(Items from a dataset)
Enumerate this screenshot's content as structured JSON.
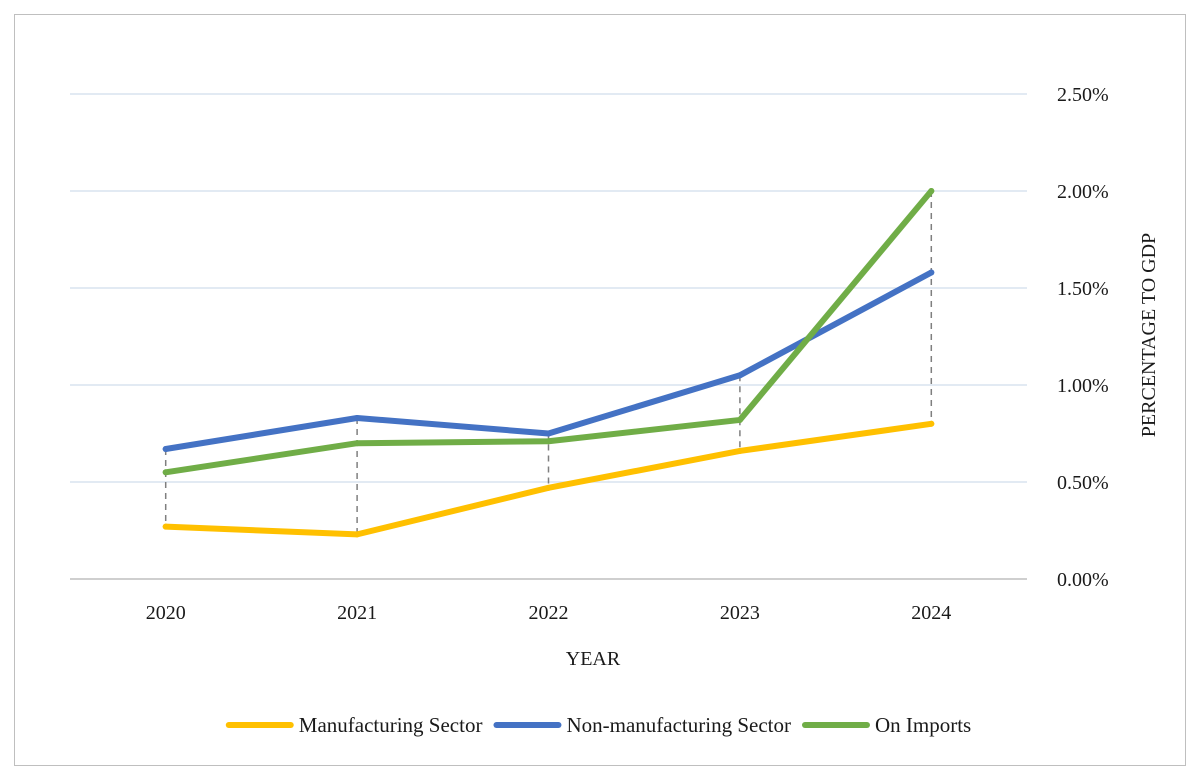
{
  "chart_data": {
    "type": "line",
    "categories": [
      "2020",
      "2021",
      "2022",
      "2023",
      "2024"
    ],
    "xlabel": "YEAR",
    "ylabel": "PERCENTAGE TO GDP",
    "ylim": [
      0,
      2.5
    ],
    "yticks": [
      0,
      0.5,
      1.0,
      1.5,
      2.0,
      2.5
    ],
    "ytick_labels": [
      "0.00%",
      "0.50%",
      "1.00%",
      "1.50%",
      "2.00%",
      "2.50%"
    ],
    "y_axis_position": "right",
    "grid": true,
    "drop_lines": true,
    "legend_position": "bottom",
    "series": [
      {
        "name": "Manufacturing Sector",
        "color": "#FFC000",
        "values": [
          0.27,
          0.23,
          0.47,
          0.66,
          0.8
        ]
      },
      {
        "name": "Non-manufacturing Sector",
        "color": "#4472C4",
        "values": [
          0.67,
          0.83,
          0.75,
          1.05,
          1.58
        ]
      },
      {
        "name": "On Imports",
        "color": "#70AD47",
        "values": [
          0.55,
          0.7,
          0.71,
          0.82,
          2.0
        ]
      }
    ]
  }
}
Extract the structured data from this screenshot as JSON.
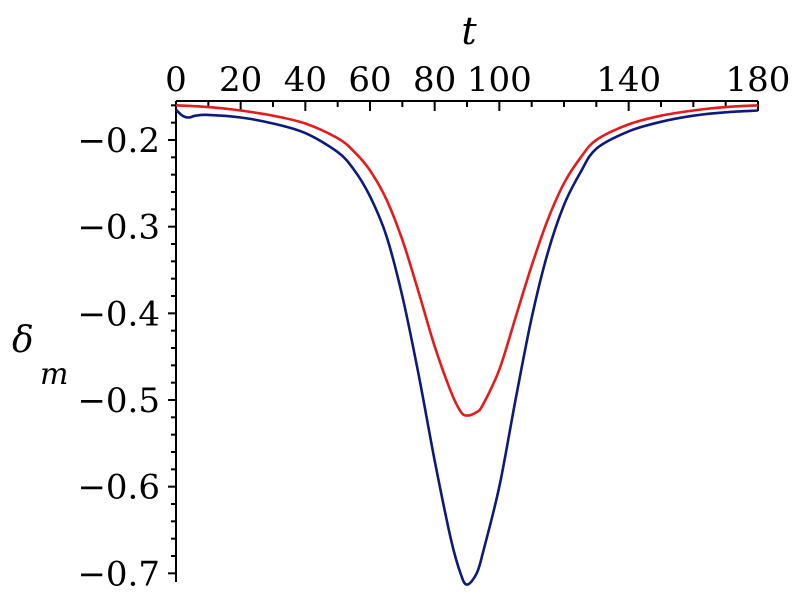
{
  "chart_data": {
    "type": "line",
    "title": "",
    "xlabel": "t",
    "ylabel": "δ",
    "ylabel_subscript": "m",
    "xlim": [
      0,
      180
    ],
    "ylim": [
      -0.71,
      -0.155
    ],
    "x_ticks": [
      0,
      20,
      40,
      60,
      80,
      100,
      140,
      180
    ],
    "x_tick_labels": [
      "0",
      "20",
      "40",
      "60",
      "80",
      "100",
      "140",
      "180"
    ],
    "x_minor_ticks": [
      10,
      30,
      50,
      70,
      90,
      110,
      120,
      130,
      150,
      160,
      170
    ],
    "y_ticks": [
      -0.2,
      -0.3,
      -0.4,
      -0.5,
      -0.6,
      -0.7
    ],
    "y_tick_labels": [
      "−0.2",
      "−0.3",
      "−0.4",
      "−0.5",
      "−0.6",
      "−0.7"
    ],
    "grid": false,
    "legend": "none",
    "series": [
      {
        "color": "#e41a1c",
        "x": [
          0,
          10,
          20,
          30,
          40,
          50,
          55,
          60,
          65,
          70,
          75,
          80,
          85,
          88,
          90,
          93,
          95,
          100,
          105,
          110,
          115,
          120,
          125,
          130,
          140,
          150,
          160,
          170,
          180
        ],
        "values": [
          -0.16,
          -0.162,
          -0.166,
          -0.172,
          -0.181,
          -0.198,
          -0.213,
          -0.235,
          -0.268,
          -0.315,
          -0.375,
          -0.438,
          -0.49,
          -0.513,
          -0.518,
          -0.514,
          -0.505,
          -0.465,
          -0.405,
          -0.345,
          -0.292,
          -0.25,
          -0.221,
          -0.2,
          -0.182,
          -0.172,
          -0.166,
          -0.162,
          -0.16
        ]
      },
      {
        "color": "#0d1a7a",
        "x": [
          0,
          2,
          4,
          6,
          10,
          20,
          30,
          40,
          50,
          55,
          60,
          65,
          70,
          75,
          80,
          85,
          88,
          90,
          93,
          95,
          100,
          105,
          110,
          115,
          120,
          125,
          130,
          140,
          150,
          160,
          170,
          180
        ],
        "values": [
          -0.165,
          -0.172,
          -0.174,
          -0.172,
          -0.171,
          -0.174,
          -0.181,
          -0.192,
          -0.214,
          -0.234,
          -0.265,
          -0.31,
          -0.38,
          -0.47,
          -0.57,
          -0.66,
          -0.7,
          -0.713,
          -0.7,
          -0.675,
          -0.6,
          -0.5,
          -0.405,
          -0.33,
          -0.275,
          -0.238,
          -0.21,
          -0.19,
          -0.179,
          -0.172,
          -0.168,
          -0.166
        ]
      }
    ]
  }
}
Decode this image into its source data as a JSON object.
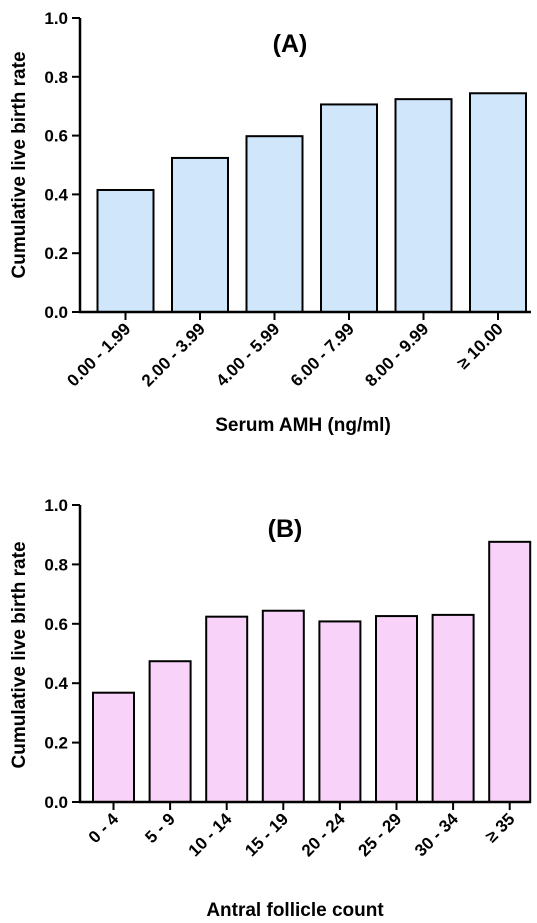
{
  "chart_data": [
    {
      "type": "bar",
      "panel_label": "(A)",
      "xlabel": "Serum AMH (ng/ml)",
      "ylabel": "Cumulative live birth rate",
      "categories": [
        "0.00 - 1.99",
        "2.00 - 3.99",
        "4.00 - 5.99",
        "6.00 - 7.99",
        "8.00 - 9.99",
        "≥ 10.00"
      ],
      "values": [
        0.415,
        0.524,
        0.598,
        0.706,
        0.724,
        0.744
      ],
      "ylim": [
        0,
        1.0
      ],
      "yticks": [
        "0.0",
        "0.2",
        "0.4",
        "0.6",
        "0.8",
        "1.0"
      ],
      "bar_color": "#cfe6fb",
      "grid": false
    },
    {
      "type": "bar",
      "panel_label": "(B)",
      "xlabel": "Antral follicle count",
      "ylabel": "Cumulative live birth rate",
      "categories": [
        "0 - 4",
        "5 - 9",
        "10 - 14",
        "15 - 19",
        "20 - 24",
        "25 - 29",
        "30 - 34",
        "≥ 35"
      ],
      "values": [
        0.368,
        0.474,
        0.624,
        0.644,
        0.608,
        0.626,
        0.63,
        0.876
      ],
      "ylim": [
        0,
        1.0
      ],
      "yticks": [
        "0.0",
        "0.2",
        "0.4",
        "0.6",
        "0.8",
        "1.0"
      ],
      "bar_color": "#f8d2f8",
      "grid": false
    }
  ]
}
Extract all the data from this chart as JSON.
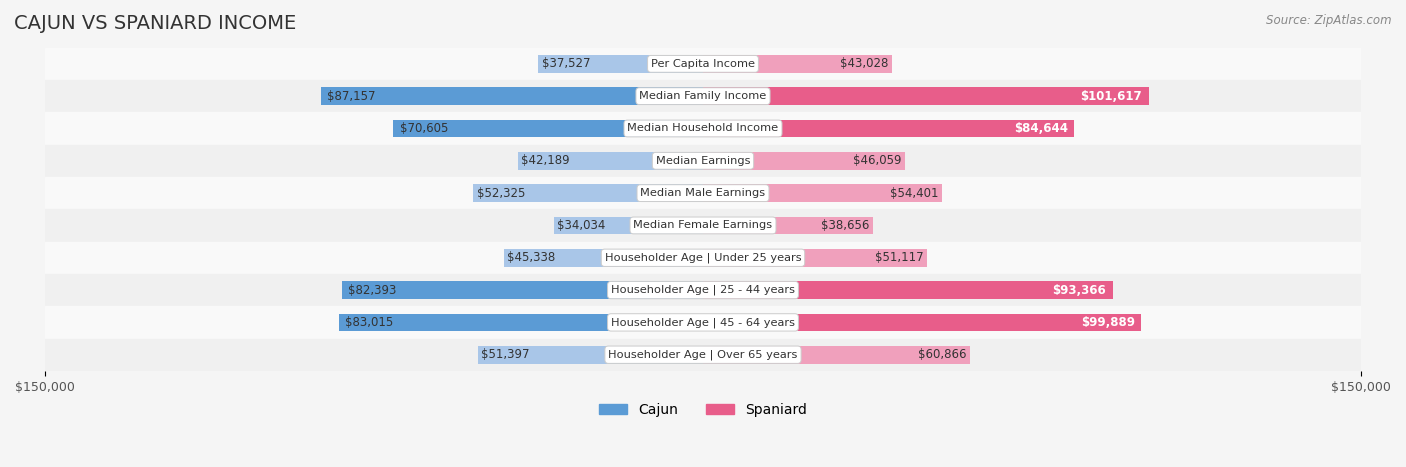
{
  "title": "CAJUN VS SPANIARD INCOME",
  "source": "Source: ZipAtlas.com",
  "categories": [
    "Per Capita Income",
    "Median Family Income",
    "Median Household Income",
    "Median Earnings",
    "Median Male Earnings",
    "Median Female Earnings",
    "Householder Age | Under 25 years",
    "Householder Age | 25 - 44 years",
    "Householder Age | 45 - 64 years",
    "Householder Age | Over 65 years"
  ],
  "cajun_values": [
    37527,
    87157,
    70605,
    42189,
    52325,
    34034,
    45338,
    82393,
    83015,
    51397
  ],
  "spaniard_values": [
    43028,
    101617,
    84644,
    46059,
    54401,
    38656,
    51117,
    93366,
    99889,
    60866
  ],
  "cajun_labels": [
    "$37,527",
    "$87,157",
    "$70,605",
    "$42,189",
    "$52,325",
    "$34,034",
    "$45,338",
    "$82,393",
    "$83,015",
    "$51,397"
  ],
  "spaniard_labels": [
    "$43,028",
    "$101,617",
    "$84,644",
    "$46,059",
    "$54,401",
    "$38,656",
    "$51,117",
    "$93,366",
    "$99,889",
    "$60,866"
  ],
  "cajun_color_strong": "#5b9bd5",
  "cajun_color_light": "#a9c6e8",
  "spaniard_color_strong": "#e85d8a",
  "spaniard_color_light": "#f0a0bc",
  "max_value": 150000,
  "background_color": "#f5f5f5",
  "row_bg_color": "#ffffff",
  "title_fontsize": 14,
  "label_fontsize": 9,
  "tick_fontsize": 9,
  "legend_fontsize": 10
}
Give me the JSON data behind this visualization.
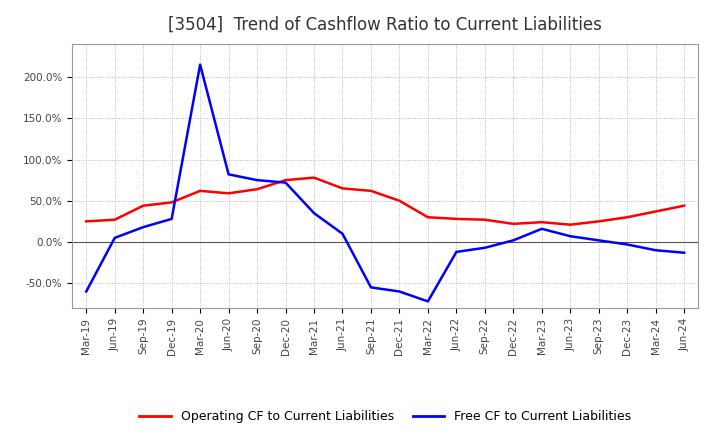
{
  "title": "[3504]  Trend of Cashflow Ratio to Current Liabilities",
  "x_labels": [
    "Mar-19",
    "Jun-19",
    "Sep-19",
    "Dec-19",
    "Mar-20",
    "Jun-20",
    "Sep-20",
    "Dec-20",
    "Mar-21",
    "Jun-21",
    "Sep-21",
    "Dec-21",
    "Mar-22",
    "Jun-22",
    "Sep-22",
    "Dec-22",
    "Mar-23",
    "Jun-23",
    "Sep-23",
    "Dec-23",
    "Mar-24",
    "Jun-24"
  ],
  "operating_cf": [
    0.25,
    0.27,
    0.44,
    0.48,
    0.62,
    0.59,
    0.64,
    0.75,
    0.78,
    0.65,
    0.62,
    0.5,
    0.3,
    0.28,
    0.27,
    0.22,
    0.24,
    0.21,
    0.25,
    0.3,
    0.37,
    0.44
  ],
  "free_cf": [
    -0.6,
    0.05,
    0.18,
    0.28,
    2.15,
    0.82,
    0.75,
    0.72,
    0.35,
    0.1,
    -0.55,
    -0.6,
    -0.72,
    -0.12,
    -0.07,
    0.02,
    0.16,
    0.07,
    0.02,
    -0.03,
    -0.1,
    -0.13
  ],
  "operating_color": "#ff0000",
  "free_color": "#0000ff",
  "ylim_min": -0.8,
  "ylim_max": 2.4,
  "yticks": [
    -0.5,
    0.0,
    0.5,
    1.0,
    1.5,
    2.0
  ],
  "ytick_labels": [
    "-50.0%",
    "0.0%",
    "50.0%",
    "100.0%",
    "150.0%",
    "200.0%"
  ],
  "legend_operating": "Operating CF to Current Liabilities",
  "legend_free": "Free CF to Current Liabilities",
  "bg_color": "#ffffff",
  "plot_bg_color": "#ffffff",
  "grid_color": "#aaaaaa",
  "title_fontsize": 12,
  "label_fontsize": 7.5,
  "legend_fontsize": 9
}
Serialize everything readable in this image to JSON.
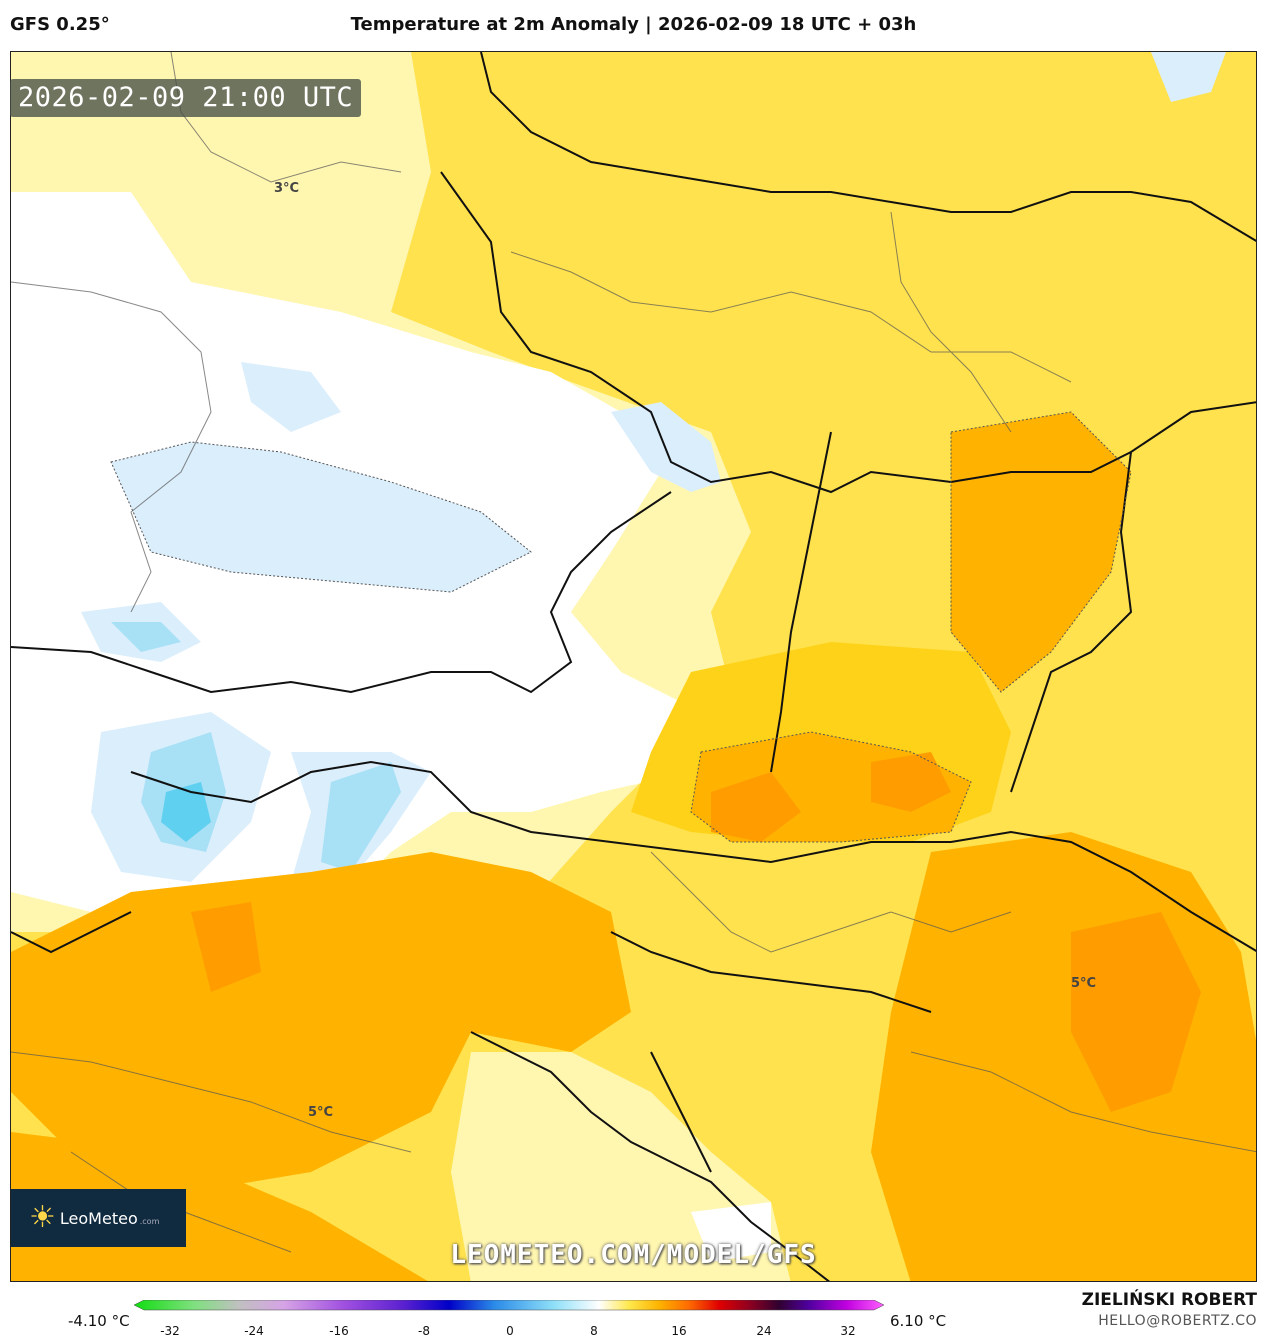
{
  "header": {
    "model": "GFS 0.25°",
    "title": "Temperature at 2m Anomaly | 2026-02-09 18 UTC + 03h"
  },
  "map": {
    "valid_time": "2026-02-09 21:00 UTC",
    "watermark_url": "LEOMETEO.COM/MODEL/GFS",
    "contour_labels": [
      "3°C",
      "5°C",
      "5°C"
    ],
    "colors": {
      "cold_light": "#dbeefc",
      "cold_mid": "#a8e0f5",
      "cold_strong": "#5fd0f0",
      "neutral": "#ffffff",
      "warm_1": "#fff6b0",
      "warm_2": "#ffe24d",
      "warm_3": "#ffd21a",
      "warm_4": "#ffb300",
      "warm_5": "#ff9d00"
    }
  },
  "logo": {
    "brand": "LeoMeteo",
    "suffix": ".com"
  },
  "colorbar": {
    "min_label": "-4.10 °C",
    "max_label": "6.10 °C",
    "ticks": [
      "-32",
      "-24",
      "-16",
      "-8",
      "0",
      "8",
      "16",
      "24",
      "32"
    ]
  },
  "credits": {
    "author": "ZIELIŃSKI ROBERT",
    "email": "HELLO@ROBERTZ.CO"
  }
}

YOUR GOAL » Output precisely the lines in the material above from the line containing "Serialize everything readable" through its last line, and omit pictures.

EXERCISE RESULT »
Serialize everything readable in this image to JSON.
{
  "header": {
    "model": "GFS 0.25°",
    "title": "Temperature at 2m Anomaly | 2026-02-09 18 UTC + 03h"
  },
  "map": {
    "valid_time": "2026-02-09 21:00 UTC",
    "watermark_url": "LEOMETEO.COM/MODEL/GFS",
    "contour_labels": [
      "3°C",
      "5°C",
      "5°C"
    ],
    "colors": {
      "cold_light": "#dbeefc",
      "cold_mid": "#a8e0f5",
      "cold_strong": "#5fd0f0",
      "neutral": "#ffffff",
      "warm_1": "#fff6b0",
      "warm_2": "#ffe24d",
      "warm_3": "#ffd21a",
      "warm_4": "#ffb300",
      "warm_5": "#ff9d00"
    }
  },
  "logo": {
    "brand": "LeoMeteo",
    "suffix": ".com"
  },
  "colorbar": {
    "min_label": "-4.10 °C",
    "max_label": "6.10 °C",
    "ticks": [
      "-32",
      "-24",
      "-16",
      "-8",
      "0",
      "8",
      "16",
      "24",
      "32"
    ]
  },
  "credits": {
    "author": "ZIELIŃSKI ROBERT",
    "email": "HELLO@ROBERTZ.CO"
  }
}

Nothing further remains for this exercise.